• **WORK REQUIRED**:
Copy out the data below verbatim.

********************

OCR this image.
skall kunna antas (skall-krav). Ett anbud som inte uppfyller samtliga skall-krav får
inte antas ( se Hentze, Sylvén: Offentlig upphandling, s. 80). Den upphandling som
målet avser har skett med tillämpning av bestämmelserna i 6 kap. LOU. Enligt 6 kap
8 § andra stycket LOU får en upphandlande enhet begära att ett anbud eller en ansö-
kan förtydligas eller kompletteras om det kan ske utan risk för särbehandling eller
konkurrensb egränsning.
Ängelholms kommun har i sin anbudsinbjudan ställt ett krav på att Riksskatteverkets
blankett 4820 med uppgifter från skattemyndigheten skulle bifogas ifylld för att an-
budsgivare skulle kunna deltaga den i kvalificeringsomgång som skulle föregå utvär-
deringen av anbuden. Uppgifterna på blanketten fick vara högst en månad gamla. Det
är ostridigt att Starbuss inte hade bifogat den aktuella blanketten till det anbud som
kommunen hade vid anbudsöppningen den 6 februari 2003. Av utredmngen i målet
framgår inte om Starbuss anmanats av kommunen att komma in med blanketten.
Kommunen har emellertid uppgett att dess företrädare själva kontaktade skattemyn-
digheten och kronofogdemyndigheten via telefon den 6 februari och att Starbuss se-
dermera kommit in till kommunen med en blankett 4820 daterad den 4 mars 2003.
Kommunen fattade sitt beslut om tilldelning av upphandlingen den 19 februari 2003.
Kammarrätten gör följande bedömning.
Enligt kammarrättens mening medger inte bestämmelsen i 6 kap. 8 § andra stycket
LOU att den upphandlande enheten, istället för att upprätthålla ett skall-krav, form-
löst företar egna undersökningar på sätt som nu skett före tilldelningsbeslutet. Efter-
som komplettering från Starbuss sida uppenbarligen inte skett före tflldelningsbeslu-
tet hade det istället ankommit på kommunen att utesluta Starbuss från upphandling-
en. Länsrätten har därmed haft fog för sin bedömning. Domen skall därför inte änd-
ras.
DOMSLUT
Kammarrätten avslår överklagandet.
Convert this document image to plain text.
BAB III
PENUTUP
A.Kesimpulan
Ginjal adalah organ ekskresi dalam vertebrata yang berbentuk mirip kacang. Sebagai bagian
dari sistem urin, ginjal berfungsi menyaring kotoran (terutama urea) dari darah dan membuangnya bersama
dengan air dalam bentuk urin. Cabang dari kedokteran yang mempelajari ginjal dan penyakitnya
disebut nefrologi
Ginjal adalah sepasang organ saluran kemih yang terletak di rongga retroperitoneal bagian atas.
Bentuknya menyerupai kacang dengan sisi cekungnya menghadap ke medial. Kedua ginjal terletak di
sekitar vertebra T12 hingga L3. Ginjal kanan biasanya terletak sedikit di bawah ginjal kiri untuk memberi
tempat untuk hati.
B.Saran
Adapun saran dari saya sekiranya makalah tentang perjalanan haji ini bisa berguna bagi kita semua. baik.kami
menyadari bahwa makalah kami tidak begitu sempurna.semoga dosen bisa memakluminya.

********************

• **RESULT OF THE EXERCISE**:
OCR this image.
skall kunna antas (skall-krav). Ett anbud som inte uppfyller samtliga skall-krav får
inte antas ( se Hentze, Sylvén: Offentlig upphandling, s. 80). Den upphandling som
målet avser har skett med tillämpning av bestämmelserna i 6 kap. LOU. Enligt 6 kap
8 § andra stycket LOU får en upphandlande enhet begära att ett anbud eller en ansö-
kan förtydligas eller kompletteras om det kan ske utan risk för särbehandling eller
konkurrensb egränsning.
Ängelholms kommun har i sin anbudsinbjudan ställt ett krav på att Riksskatteverkets
blankett 4820 med uppgifter från skattemyndigheten skulle bifogas ifylld för att an-
budsgivare skulle kunna deltaga den i kvalificeringsomgång som skulle föregå utvär-
deringen av anbuden. Uppgifterna på blanketten fick vara högst en månad gamla. Det
är ostridigt att Starbuss inte hade bifogat den aktuella blanketten till det anbud som
kommunen hade vid anbudsöppningen den 6 februari 2003. Av utredmngen i målet
framgår inte om Starbuss anmanats av kommunen att komma in med blanketten.
Kommunen har emellertid uppgett att dess företrädare själva kontaktade skattemyn-
digheten och kronofogdemyndigheten via telefon den 6 februari och att Starbuss se-
dermera kommit in till kommunen med en blankett 4820 daterad den 4 mars 2003.
Kommunen fattade sitt beslut om tilldelning av upphandlingen den 19 februari 2003.
Kammarrätten gör följande bedömning.
Enligt kammarrättens mening medger inte bestämmelsen i 6 kap. 8 § andra stycket
LOU att den upphandlande enheten, istället för att upprätthålla ett skall-krav, form-
löst företar egna undersökningar på sätt som nu skett före tilldelningsbeslutet. Efter-
som komplettering från Starbuss sida uppenbarligen inte skett före tflldelningsbeslu-
tet hade det istället ankommit på kommunen att utesluta Starbuss från upphandling-
en. Länsrätten har därmed haft fog för sin bedömning. Domen skall därför inte änd-
ras.
DOMSLUT
Kammarrätten avslår överklagandet.
Convert this document image to plain text.
BAB III
PENUTUP
A.Kesimpulan
Ginjal adalah organ ekskresi dalam vertebrata yang berbentuk mirip kacang. Sebagai bagian
dari sistem urin, ginjal berfungsi menyaring kotoran (terutama urea) dari darah dan membuangnya bersama
dengan air dalam bentuk urin. Cabang dari kedokteran yang mempelajari ginjal dan penyakitnya
disebut nefrologi
Ginjal adalah sepasang organ saluran kemih yang terletak di rongga retroperitoneal bagian atas.
Bentuknya menyerupai kacang dengan sisi cekungnya menghadap ke medial. Kedua ginjal terletak di
sekitar vertebra T12 hingga L3. Ginjal kanan biasanya terletak sedikit di bawah ginjal kiri untuk memberi
tempat untuk hati.
B.Saran
Adapun saran dari saya sekiranya makalah tentang perjalanan haji ini bisa berguna bagi kita semua. baik.kami
menyadari bahwa makalah kami tidak begitu sempurna.semoga dosen bisa memakluminya.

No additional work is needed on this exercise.